▶ [DATA SHOWN]

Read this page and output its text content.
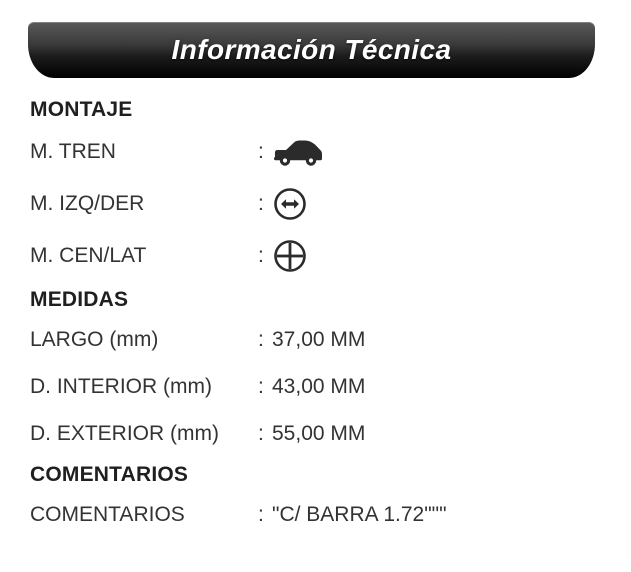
Información Técnica
MONTAJE
M. TREN	:
M. IZQ/DER	:
M. CEN/LAT	:
MEDIDAS
LARGO (mm)	: 37,00 MM
D. INTERIOR (mm)	: 43,00 MM
D. EXTERIOR (mm)	: 55,00 MM
COMENTARIOS
COMENTARIOS	: "C/ BARRA 1.72"""
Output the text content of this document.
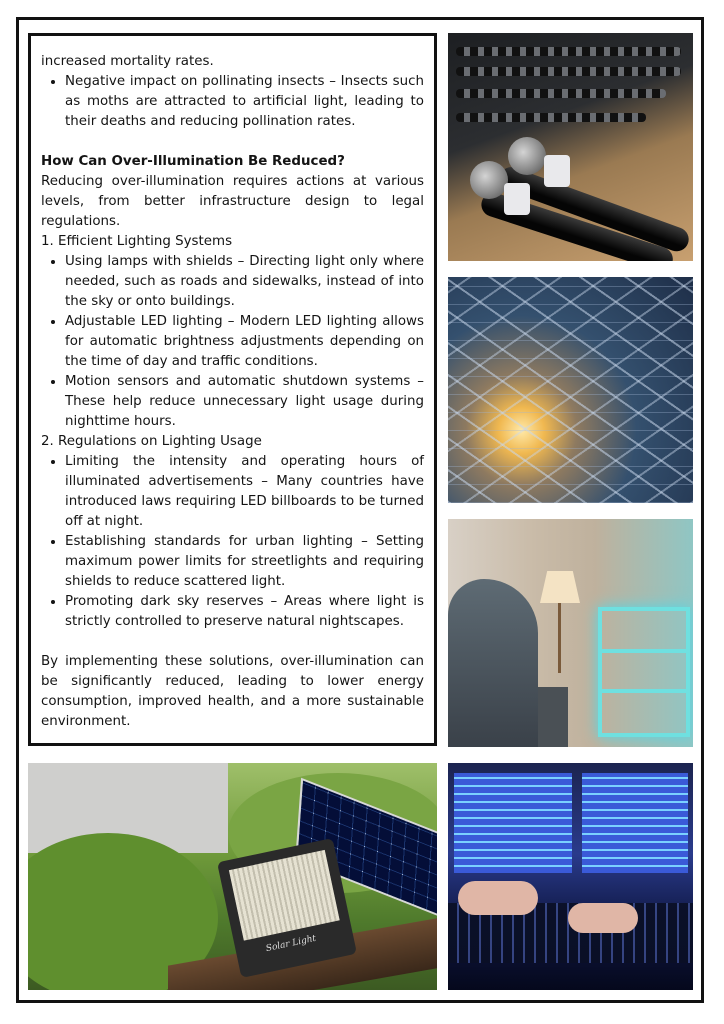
increased mortality rates.

• Negative impact on pollinating insects – Insects such as moths are attracted to artificial light, leading to their deaths and reducing pollination rates.

How Can Over-Illumination Be Reduced?

Reducing over-illumination requires actions at various levels, from better infrastructure design to legal regulations.

1. Efficient Lighting Systems

• Using lamps with shields – Directing light only where needed, such as roads and sidewalks, instead of into the sky or onto buildings.
• Adjustable LED lighting – Modern LED lighting allows for automatic brightness adjustments depending on the time of day and traffic conditions.
• Motion sensors and automatic shutdown systems – These help reduce unnecessary light usage during nighttime hours.

2. Regulations on Lighting Usage

• Limiting the intensity and operating hours of illuminated advertisements – Many countries have introduced laws requiring LED billboards to be turned off at night.
• Establishing standards for urban lighting – Setting maximum power limits for streetlights and requiring shields to reduce scattered light.
• Promoting dark sky reserves – Areas where light is strictly controlled to preserve natural nightscapes.

By implementing these solutions, over-illumination can be significantly reduced, leading to lower energy consumption, improved health, and a more sustainable environment.

Solar Light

▶ [TASK DESCRIPTION] Using the data above, write out every line exactly, leaving the images behind.

▶ [RESPONSE]
Read this page and output its text content.
Información Técnica
MONTAJE
M. TREN	:
M. IZQ/DER	:
M. CEN/LAT	:
MEDIDAS
LARGO (mm)	: 37,00 MM
D. INTERIOR (mm)	: 43,00 MM
D. EXTERIOR (mm)	: 55,00 MM
COMENTARIOS
COMENTARIOS	: "C/ BARRA 1.72"""
Output the text content of this document.
increased mortality rates.

• Negative impact on pollinating insects – Insects such as moths are attracted to artificial light, leading to their deaths and reducing pollination rates.

How Can Over-Illumination Be Reduced?

Reducing over-illumination requires actions at various levels, from better infrastructure design to legal regulations.

1. Efficient Lighting Systems

• Using lamps with shields – Directing light only where needed, such as roads and sidewalks, instead of into the sky or onto buildings.
• Adjustable LED lighting – Modern LED lighting allows for automatic brightness adjustments depending on the time of day and traffic conditions.
• Motion sensors and automatic shutdown systems – These help reduce unnecessary light usage during nighttime hours.

2. Regulations on Lighting Usage

• Limiting the intensity and operating hours of illuminated advertisements – Many countries have introduced laws requiring LED billboards to be turned off at night.
• Establishing standards for urban lighting – Setting maximum power limits for streetlights and requiring shields to reduce scattered light.
• Promoting dark sky reserves – Areas where light is strictly controlled to preserve natural nightscapes.

By implementing these solutions, over-illumination can be significantly reduced, leading to lower energy consumption, improved health, and a more sustainable environment.

Solar Light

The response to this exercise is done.